**Set exercise**
Copy out all lines where "Testing" appears.
***
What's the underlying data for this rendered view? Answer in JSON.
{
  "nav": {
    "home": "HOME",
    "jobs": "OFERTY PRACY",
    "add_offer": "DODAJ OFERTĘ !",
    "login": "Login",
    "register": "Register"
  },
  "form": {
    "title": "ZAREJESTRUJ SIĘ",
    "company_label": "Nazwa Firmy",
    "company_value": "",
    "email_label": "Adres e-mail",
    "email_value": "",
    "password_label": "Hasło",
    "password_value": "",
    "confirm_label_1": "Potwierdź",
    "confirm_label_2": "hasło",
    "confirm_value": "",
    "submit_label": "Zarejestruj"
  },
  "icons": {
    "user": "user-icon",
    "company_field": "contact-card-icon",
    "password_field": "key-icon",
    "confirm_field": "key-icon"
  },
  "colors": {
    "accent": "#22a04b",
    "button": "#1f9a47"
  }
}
***
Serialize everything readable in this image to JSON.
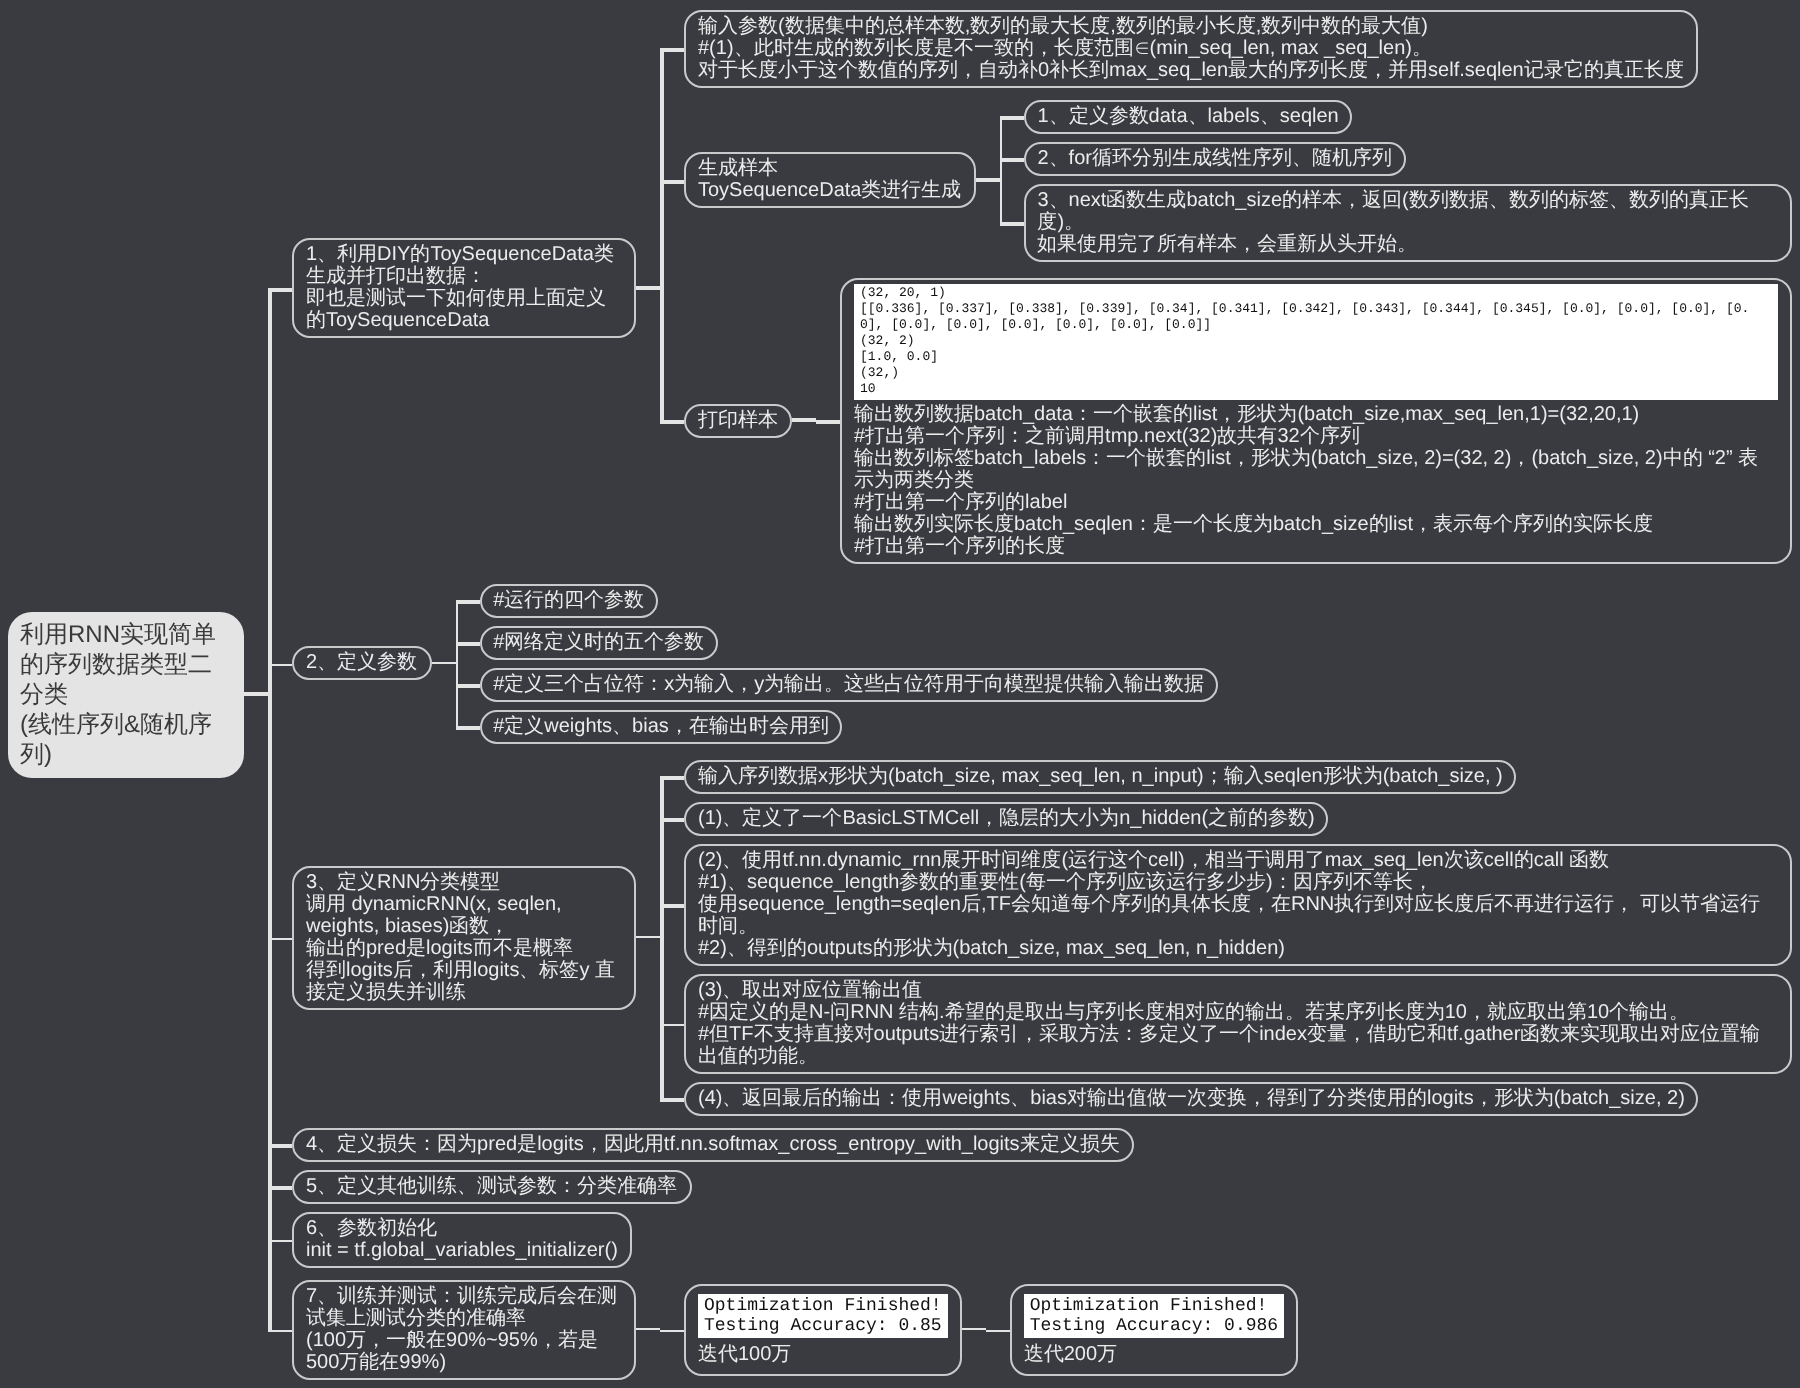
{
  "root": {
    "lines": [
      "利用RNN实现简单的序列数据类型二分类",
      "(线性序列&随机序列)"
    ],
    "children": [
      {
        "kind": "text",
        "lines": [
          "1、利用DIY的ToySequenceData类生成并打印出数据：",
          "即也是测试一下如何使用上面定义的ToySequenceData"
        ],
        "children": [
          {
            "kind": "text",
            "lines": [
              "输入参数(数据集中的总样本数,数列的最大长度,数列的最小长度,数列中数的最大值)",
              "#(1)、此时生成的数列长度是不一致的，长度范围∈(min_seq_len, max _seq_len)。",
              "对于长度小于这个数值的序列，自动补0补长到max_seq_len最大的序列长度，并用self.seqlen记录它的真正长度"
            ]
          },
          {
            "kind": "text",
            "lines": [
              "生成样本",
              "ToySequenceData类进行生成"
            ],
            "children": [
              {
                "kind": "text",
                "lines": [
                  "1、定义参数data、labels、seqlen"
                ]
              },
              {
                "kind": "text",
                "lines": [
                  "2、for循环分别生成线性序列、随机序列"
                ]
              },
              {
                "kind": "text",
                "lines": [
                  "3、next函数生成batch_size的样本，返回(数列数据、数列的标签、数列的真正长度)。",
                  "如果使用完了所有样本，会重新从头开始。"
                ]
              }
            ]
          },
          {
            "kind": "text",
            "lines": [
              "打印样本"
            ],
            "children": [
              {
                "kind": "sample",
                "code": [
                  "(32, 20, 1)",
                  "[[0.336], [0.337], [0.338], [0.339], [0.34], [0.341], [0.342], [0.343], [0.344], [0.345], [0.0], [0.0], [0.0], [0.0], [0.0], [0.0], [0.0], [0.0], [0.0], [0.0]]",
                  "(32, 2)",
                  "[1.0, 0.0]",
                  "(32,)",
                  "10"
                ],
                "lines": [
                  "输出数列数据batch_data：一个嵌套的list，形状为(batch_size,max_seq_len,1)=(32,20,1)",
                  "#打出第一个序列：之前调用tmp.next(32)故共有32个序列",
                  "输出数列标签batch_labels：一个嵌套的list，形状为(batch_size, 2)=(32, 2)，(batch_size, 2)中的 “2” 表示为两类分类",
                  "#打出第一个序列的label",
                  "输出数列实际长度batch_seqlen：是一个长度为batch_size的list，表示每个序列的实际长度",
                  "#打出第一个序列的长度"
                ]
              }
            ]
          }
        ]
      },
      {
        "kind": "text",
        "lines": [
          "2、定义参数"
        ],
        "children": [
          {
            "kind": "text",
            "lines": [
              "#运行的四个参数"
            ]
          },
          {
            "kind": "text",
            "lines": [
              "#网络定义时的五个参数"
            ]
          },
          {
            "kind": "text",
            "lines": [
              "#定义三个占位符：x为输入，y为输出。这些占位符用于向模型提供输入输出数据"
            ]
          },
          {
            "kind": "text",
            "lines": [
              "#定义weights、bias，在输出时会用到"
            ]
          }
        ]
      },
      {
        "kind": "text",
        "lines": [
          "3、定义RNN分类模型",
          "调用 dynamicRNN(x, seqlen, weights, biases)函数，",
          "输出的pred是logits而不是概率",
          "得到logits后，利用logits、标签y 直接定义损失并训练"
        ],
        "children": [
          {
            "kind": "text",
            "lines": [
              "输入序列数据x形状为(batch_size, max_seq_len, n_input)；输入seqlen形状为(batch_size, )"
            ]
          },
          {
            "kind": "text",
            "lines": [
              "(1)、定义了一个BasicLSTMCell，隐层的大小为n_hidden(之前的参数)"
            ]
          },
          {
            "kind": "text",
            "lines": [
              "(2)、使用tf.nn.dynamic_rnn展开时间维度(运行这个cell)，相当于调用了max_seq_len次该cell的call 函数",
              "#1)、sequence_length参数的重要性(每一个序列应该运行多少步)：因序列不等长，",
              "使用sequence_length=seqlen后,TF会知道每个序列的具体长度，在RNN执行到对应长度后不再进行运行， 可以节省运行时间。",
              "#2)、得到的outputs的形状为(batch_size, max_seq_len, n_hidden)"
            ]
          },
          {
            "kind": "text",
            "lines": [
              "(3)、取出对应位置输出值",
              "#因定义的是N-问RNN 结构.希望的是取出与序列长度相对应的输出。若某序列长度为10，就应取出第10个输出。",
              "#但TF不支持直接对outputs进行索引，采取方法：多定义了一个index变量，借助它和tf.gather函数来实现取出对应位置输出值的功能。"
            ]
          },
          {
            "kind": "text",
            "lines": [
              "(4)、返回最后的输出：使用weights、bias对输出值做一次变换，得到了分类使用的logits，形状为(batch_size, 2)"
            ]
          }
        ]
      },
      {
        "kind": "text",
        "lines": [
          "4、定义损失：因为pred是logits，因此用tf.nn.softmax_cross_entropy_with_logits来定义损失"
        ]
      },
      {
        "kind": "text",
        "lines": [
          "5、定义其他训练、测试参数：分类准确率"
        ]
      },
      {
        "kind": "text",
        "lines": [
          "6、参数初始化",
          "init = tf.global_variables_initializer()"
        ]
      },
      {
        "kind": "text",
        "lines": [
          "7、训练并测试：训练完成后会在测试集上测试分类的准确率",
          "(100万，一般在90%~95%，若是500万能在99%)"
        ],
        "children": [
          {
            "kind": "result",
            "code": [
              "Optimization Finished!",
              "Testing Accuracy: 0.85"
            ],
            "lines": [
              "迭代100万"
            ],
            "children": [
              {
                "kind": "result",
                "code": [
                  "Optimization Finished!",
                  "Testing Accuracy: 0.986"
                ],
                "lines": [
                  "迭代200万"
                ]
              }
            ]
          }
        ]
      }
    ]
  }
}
***
**Finished answer**
              "Testing Accuracy: 0.85"
                  "Testing Accuracy: 0.986"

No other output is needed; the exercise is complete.